The International Court of Justice (ICJ), the principal judicial organ of the United Nations, will hold public hearings in the case concerning Rohingya genocide case in Myanmar.
Application of the Convention on the Prevention and Punishment of the Crime of Genocide (The Gambia v. Myanmar) from February 21 to 28, at the Peace Palace in The Hague, the seat of the Court.
In view of the current COVID-19 pandemic, the hearings will be held in a hybrid format. Some Members of the Court will attend the oral proceedings in person in the Great Hall of Justice while others will participate remotely by video link. Representatives of the Parties to the case will participate either in person or by video link.
The case against Myanmar was brought to the ICJ in November 2019 by The Gambia, on behalf of the Organization of Islamic Cooperation (OIC), arguing that the mainly-Muslim Rohingya had been subjected to genocide.
More than one million Rohingya Muslim minority populations fled to Bangladesh following a reported military crackdown in August 25, 2017 during which numerous alleged human rights abuses were committed.
The Gambia instituted proceedings against Myanmar before the ICJ alleging violations of the Convention on the Prevention and Punishment of the Crime of Genocide (the “Genocide Convention”) through “acts adopted, taken and condoned by the Government of Myanmar against members of the Rohingya group”.
Specifically, The Gambia argues that “from around October 2016 the Myanmar military and other Myanmar security forces began widespread and systematic ‘clearance operations’ -- the term that Myanmar itself uses -- against the Rohingya group.
Earlier, the ICJ imposed “provisional measures” against Myanmar, ordering the country to comply with obligations under the Convention on the Prevention and Punishment of the Crime of Genocide.
The ICJ is the principal judicial organ of the United Nations. It was established by the United Nations Charter in June 1945 and began its activities in April 1946. The Court is composed of 15 judges elected for a nine-year term by the General Assembly and the Security Council of the United Nations.
The Court has a twofold role: first, to settle, in accordance with international law, through judgments which have binding force and are without appeal for the parties concerned, legal disputes submitted to it by States; and, second, to give advisory opinions on legal questions referred to it by duly authorized United Nations organs and agencies of the system.

════════════════════

Problem: According to the text about the ICJ hearings in the Rohingya genocide case, how many judges make up the Court, and for how long is each elected?

════════════════════

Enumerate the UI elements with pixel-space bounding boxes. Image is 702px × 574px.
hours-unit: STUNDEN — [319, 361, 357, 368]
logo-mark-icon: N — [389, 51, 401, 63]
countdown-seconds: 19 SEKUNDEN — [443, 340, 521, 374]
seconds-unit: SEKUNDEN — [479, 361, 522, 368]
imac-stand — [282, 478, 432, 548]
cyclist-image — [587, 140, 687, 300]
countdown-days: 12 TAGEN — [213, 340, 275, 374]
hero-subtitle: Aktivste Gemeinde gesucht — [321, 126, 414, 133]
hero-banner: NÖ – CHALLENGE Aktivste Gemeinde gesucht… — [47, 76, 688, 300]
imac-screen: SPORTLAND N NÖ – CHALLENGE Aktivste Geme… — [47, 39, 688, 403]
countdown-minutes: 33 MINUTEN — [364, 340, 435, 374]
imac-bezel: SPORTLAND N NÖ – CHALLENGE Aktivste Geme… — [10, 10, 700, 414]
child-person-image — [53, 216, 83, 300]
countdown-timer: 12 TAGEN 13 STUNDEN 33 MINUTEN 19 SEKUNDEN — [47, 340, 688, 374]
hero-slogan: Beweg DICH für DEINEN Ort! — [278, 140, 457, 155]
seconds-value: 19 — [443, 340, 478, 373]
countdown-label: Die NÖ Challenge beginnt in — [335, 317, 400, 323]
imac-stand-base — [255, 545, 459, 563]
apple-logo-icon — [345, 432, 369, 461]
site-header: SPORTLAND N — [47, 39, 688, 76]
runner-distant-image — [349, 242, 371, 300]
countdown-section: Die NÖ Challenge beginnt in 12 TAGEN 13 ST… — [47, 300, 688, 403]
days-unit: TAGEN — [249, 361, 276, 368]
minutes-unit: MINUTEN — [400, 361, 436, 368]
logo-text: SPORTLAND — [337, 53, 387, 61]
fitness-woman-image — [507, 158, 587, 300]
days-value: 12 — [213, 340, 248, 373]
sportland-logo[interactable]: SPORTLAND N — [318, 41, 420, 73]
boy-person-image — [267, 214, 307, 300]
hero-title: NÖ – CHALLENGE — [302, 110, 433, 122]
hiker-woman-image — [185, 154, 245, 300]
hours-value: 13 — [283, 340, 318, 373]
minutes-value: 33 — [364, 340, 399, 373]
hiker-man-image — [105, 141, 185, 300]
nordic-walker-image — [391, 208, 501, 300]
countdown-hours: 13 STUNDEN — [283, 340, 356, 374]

════════════════════

Task result: 15 judges, each elected for a nine-year term